**Exercise directions**
The records that follow should be retyped word for word.

++++ Task material ++++

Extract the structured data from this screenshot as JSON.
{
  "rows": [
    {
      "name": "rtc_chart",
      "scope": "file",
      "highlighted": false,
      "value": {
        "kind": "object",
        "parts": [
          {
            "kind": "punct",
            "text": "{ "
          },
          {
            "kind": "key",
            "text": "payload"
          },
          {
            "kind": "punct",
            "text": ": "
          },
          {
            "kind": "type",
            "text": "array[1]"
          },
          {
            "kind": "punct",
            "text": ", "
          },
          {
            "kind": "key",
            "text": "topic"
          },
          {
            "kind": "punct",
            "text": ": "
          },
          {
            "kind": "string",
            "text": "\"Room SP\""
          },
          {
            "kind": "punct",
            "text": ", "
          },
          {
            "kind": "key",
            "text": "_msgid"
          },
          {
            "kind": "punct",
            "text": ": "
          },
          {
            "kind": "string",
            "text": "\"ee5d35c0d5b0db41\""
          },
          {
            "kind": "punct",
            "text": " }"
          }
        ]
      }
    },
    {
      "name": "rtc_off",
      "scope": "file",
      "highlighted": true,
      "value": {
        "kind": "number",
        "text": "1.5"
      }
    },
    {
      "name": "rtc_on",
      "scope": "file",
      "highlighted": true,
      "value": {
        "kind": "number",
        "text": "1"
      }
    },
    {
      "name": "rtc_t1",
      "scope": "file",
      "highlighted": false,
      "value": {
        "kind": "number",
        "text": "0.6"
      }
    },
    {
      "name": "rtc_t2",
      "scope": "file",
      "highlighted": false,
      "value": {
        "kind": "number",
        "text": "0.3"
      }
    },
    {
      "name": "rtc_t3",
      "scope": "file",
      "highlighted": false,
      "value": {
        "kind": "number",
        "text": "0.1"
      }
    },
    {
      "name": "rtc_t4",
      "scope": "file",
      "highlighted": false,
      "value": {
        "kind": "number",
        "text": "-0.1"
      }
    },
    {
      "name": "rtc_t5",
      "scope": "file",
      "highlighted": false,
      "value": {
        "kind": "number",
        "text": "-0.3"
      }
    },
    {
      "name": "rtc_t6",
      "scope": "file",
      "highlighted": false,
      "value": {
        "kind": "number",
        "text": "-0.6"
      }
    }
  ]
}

++++

**Expected answer**
Extract the structured data from this screenshot as JSON.
{
  "rows": [
    {
      "name": "rtc_chart",
      "scope": "file",
      "highlighted": false,
      "value": {
        "kind": "object",
        "parts": [
          {
            "kind": "punct",
            "text": "{ "
          },
          {
            "kind": "key",
            "text": "payload"
          },
          {
            "kind": "punct",
            "text": ": "
          },
          {
            "kind": "type",
            "text": "array[1]"
          },
          {
            "kind": "punct",
            "text": ", "
          },
          {
            "kind": "key",
            "text": "topic"
          },
          {
            "kind": "punct",
            "text": ": "
          },
          {
            "kind": "string",
            "text": "\"Room SP\""
          },
          {
            "kind": "punct",
            "text": ", "
          },
          {
            "kind": "key",
            "text": "_msgid"
          },
          {
            "kind": "punct",
            "text": ": "
          },
          {
            "kind": "string",
            "text": "\"ee5d35c0d5b0db41\""
          },
          {
            "kind": "punct",
            "text": " }"
          }
        ]
      }
    },
    {
      "name": "rtc_off",
      "scope": "file",
      "highlighted": true,
      "value": {
        "kind": "number",
        "text": "1.5"
      }
    },
    {
      "name": "rtc_on",
      "scope": "file",
      "highlighted": true,
      "value": {
        "kind": "number",
        "text": "1"
      }
    },
    {
      "name": "rtc_t1",
      "scope": "file",
      "highlighted": false,
      "value": {
        "kind": "number",
        "text": "0.6"
      }
    },
    {
      "name": "rtc_t2",
      "scope": "file",
      "highlighted": false,
      "value": {
        "kind": "number",
        "text": "0.3"
      }
    },
    {
      "name": "rtc_t3",
      "scope": "file",
      "highlighted": false,
      "value": {
        "kind": "number",
        "text": "0.1"
      }
    },
    {
      "name": "rtc_t4",
      "scope": "file",
      "highlighted": false,
      "value": {
        "kind": "number",
        "text": "-0.1"
      }
    },
    {
      "name": "rtc_t5",
      "scope": "file",
      "highlighted": false,
      "value": {
        "kind": "number",
        "text": "-0.3"
      }
    },
    {
      "name": "rtc_t6",
      "scope": "file",
      "highlighted": false,
      "value": {
        "kind": "number",
        "text": "-0.6"
      }
    }
  ]
}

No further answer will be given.